WHAT IS EXPECTED:
Locate and copy all lines bearing the word "третьем".

..........

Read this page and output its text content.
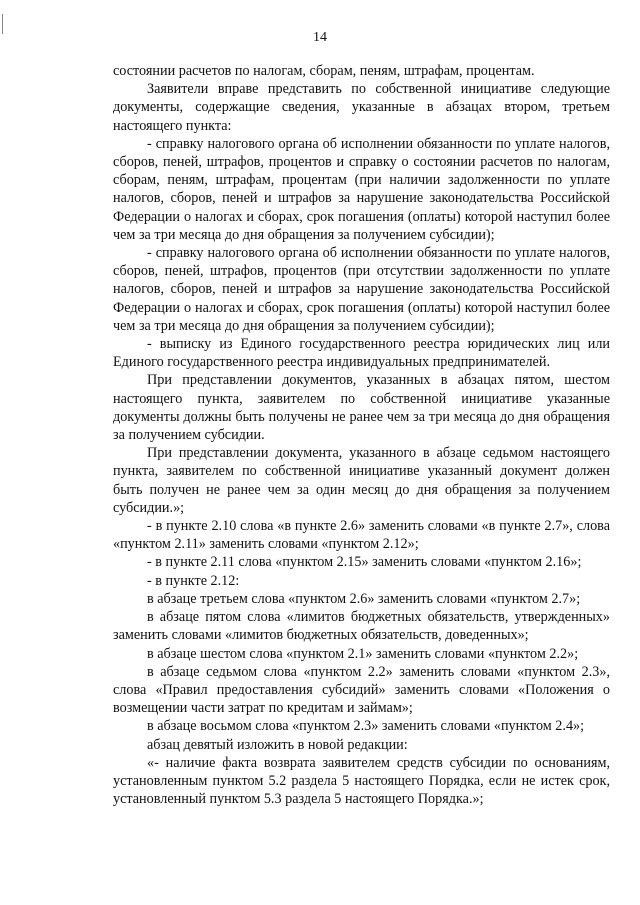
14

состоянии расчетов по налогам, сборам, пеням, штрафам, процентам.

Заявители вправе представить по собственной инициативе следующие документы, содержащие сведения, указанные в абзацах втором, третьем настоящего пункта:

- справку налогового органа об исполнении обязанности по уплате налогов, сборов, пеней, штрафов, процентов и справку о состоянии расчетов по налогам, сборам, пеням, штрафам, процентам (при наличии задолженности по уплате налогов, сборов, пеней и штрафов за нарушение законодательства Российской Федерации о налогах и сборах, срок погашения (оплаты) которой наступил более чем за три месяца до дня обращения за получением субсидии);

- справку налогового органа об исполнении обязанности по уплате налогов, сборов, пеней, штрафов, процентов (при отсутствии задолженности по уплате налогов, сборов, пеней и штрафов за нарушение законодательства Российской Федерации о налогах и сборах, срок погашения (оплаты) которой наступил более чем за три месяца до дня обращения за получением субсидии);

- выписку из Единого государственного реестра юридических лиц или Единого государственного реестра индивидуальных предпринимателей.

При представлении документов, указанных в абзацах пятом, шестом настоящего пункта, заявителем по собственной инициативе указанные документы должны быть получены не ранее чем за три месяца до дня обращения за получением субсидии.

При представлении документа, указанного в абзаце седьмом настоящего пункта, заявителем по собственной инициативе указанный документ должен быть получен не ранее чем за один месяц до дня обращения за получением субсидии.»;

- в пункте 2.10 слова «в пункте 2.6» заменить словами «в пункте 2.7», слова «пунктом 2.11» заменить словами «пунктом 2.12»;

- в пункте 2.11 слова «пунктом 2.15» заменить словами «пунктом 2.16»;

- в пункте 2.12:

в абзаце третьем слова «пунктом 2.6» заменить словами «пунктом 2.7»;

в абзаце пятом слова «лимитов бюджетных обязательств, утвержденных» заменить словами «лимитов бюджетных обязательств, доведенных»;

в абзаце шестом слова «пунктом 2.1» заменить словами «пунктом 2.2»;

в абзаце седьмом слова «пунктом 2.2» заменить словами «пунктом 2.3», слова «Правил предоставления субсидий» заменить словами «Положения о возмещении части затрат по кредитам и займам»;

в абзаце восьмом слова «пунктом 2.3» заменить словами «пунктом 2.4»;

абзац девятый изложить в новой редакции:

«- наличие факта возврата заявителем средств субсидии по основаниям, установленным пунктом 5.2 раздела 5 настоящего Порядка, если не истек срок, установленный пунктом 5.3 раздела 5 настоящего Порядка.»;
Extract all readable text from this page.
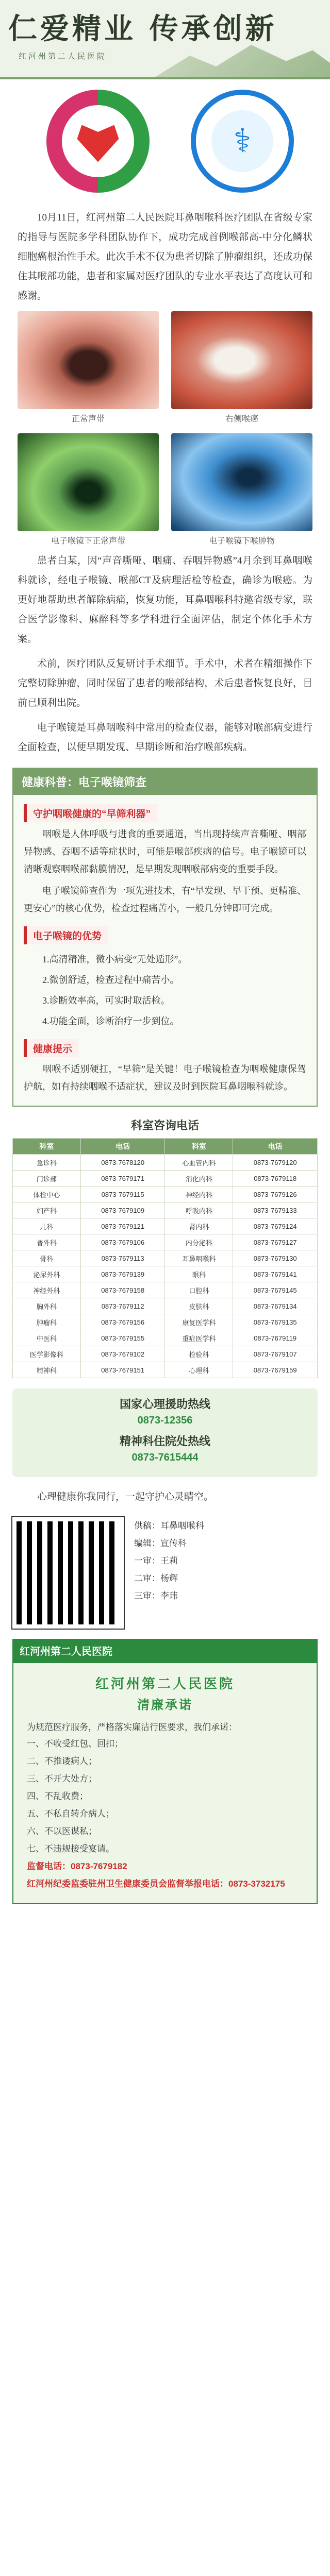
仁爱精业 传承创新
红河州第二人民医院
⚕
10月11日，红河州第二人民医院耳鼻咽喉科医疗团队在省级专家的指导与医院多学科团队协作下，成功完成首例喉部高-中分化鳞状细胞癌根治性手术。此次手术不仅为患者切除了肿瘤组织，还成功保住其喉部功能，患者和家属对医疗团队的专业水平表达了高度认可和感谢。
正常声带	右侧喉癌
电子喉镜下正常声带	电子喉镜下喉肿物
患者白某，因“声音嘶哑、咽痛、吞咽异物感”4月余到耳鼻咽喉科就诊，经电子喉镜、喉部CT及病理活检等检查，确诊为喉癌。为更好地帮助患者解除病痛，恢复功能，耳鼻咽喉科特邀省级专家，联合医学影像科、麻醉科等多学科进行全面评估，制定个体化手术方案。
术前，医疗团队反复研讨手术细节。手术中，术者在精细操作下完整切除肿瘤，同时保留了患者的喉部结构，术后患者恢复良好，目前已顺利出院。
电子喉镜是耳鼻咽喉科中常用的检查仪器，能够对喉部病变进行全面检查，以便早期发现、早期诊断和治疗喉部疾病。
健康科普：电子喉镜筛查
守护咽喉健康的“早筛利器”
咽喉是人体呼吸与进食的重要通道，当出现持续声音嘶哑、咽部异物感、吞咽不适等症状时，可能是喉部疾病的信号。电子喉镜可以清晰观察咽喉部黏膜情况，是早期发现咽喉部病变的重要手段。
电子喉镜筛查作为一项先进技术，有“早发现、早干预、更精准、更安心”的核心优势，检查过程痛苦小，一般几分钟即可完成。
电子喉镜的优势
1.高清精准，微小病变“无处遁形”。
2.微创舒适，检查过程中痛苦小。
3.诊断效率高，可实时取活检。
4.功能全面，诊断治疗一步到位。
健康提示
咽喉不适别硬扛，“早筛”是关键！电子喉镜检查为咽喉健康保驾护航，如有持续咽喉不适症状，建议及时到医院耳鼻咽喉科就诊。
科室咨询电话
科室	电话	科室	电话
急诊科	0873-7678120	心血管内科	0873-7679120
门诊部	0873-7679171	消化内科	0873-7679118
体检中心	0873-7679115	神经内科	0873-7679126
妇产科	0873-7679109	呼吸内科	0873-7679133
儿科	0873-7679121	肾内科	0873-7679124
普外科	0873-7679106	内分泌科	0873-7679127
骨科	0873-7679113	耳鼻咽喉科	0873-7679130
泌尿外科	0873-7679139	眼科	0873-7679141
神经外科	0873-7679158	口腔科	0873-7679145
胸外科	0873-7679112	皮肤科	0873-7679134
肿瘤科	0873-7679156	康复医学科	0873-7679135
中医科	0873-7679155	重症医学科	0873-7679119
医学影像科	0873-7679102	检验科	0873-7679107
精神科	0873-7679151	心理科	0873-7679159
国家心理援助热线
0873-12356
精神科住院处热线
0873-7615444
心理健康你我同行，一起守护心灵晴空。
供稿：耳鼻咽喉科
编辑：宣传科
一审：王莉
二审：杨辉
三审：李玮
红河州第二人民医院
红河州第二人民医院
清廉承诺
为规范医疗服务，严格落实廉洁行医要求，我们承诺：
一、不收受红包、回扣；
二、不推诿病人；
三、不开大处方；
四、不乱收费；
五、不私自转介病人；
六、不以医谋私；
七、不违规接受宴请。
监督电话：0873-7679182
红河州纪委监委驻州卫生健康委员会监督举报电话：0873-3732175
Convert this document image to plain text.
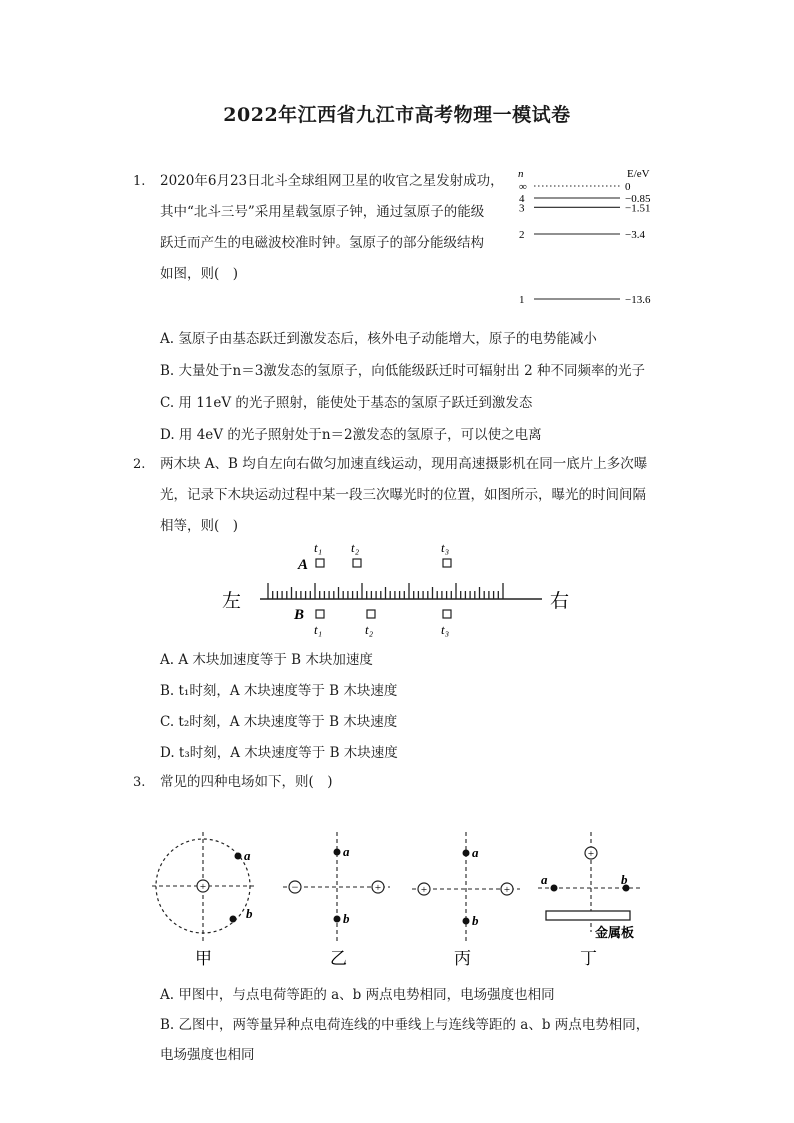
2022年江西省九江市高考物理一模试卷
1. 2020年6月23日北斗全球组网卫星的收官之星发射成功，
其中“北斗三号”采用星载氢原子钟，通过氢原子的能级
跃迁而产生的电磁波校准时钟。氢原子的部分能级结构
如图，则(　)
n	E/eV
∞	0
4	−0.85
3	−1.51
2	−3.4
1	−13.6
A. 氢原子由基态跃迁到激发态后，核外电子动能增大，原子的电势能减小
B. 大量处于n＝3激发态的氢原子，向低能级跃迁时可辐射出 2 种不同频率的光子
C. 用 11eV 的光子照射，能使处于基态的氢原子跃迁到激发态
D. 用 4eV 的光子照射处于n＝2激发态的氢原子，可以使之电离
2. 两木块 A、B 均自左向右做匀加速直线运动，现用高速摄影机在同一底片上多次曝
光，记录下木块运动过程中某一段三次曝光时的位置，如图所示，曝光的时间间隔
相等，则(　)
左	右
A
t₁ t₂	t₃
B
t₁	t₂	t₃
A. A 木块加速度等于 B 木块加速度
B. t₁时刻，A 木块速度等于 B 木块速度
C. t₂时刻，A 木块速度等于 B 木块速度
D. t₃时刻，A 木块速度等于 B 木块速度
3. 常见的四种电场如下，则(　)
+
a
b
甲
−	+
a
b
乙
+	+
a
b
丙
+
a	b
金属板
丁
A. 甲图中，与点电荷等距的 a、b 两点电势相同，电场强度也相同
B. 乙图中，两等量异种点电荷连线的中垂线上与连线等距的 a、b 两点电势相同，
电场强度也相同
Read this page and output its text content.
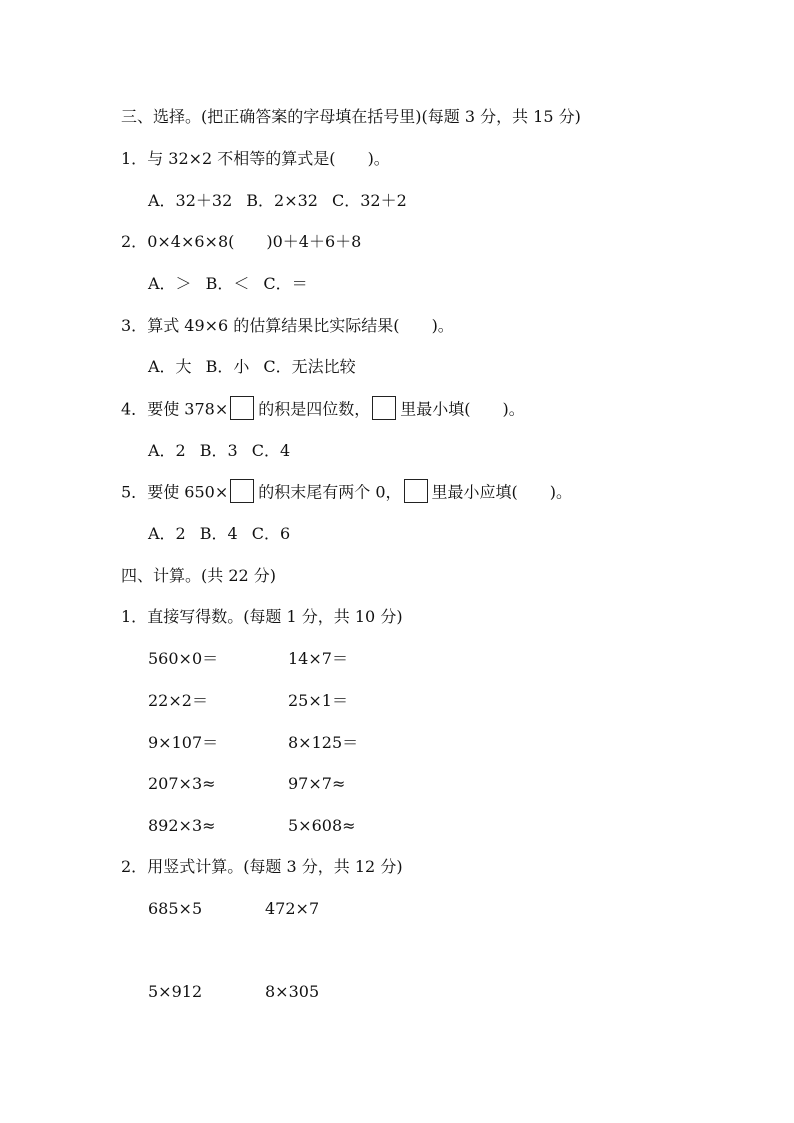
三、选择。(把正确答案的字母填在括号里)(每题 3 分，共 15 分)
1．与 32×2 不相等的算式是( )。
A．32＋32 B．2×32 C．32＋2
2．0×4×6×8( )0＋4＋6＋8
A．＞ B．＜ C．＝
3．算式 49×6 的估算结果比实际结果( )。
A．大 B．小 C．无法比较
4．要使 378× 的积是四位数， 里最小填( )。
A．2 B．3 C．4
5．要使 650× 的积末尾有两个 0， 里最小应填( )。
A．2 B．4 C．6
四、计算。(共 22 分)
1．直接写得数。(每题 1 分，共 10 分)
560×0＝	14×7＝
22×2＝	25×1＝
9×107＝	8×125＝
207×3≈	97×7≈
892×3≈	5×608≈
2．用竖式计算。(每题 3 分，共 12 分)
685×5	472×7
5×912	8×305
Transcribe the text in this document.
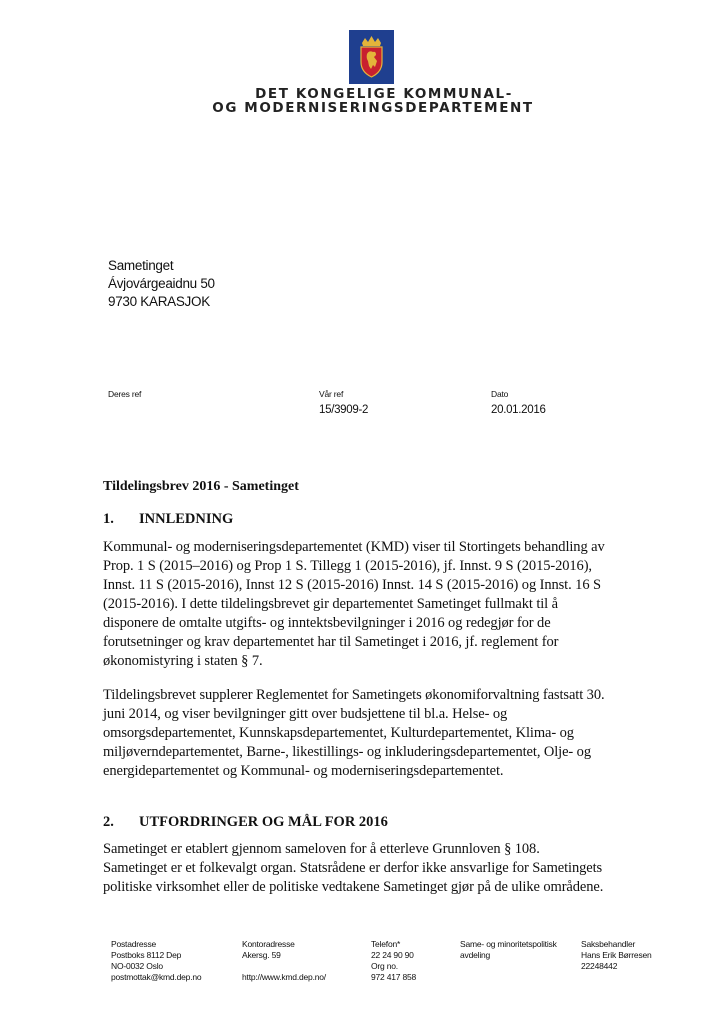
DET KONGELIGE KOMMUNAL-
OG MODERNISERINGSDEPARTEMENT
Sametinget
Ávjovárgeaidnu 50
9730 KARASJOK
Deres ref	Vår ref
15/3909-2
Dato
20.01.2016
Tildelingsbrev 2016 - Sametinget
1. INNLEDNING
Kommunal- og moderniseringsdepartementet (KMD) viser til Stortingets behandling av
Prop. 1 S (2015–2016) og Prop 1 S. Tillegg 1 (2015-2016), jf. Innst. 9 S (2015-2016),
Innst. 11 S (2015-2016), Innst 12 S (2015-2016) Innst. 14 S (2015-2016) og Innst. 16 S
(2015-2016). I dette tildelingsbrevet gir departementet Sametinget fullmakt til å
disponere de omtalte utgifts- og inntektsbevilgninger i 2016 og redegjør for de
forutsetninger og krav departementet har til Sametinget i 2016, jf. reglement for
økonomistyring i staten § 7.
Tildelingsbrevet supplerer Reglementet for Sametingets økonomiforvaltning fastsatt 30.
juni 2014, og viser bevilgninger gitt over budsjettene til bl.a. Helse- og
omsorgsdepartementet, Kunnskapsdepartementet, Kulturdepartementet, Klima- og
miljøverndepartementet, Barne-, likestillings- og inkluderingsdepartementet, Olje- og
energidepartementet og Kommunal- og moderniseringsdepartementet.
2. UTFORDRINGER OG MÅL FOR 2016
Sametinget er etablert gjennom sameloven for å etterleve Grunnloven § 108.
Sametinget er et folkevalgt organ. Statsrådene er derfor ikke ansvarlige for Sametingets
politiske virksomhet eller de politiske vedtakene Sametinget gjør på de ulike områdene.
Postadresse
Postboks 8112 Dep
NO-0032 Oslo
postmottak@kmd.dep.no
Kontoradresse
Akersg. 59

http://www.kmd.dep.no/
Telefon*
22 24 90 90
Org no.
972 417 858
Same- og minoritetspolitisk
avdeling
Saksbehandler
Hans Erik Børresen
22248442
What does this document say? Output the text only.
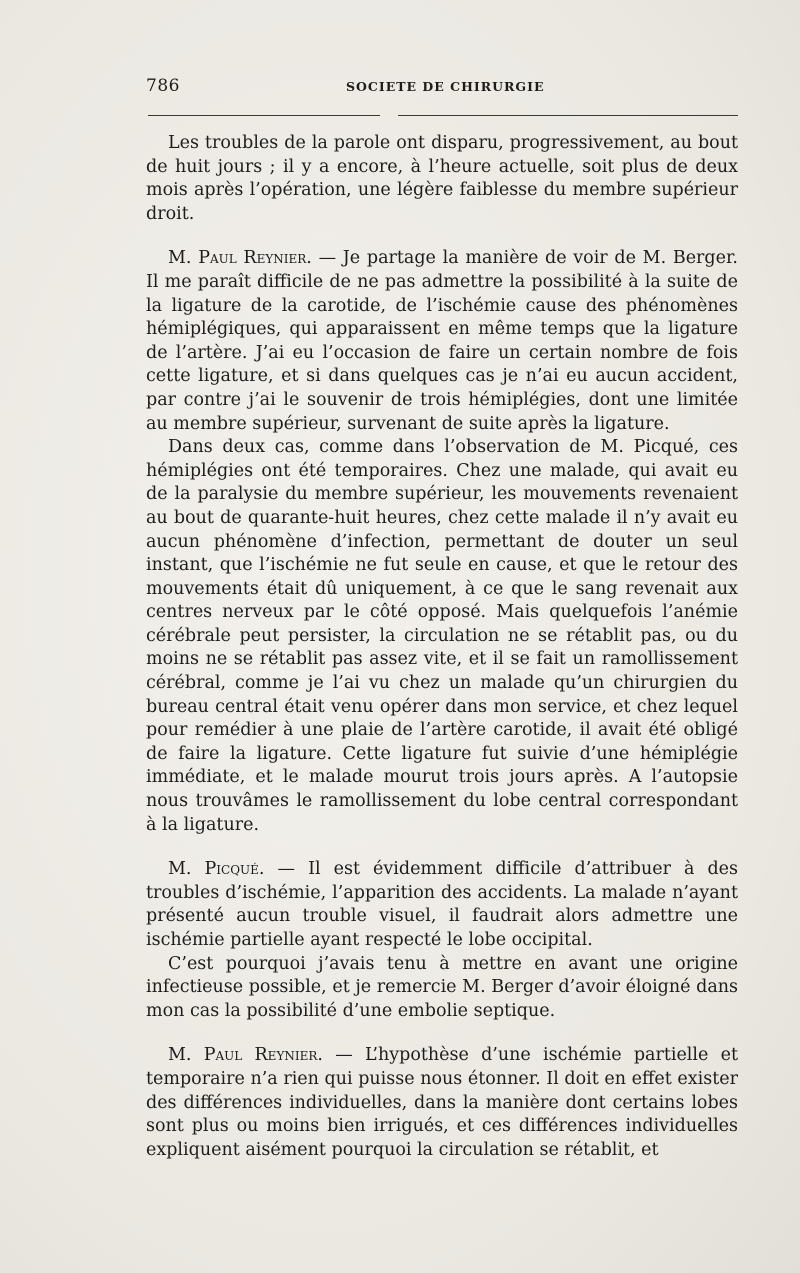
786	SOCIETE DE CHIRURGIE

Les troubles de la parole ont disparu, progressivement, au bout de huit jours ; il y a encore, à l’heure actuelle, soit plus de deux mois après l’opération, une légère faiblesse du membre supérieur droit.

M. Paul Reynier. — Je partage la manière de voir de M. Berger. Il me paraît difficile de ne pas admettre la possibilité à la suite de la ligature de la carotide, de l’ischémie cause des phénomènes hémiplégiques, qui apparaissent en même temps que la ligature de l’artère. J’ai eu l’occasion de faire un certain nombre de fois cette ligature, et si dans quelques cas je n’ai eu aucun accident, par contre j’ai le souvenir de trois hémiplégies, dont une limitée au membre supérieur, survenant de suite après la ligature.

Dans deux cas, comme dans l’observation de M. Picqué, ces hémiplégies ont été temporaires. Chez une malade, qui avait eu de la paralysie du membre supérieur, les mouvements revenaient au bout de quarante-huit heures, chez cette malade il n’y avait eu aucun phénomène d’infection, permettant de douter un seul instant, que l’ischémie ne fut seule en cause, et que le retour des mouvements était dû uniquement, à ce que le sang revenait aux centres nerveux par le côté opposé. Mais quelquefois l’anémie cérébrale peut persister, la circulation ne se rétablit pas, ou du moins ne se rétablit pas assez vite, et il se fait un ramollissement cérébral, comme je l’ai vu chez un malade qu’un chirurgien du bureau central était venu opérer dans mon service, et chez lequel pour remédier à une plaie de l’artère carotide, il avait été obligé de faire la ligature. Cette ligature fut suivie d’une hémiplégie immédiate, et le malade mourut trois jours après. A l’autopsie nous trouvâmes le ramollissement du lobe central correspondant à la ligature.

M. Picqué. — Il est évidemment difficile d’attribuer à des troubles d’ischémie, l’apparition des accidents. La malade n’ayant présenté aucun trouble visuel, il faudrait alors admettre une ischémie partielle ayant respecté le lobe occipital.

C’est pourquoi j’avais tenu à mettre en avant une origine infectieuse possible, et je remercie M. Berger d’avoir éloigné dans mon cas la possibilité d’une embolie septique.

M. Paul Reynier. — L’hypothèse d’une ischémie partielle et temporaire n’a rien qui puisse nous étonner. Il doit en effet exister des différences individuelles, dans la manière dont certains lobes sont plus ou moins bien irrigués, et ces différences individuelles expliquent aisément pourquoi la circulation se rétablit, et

..........

EXPECTED OUTPUT:
Заявители вправе представить по собственной инициативе следующие документы, содержащие сведения, указанные в абзацах втором, третьем настоящего пункта:
в абзаце третьем слова «пунктом 2.6» заменить словами «пунктом 2.7»;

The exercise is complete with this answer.